┌────────

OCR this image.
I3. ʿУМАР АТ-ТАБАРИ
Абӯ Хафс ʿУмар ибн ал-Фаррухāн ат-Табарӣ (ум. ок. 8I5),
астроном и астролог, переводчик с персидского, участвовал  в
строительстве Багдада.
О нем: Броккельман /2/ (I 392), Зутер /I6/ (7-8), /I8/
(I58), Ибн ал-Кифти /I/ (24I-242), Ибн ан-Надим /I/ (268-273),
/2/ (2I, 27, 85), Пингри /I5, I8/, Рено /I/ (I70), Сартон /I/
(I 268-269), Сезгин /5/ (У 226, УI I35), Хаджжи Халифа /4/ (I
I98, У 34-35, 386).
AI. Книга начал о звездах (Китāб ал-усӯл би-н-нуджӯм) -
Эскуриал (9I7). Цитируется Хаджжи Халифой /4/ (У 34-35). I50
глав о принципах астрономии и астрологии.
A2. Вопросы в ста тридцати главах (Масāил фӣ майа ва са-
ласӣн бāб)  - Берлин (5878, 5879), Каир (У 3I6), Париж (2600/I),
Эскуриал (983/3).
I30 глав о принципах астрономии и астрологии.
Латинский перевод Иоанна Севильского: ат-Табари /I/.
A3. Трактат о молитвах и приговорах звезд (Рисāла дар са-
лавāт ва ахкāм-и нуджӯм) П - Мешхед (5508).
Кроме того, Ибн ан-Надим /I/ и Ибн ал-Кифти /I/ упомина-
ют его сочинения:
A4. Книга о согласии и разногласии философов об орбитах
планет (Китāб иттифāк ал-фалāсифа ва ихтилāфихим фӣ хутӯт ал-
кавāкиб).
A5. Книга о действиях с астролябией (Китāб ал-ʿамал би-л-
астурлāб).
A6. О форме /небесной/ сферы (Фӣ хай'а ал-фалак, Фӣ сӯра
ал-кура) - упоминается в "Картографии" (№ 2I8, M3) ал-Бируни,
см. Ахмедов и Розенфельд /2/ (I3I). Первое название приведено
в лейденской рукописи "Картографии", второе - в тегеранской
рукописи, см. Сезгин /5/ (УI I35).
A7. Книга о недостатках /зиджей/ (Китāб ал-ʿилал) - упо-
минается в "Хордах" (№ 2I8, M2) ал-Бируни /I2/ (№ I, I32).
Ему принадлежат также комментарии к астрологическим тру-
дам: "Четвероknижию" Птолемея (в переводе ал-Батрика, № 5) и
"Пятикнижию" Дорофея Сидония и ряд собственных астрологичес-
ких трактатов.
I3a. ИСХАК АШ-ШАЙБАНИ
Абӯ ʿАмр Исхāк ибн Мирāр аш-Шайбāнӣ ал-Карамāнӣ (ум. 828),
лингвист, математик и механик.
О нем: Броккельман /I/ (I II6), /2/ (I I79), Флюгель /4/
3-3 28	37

└────────

> _WRITTEN EXERCISE_
Copy whichever lines in the listing above contain the word "Эскуриал".

> _CORRECT RESPONSE_
Эскуриал (9I7). Цитируется Хаджжи Халифой /4/ (У 34-35). I50
Эскуриал (983/3).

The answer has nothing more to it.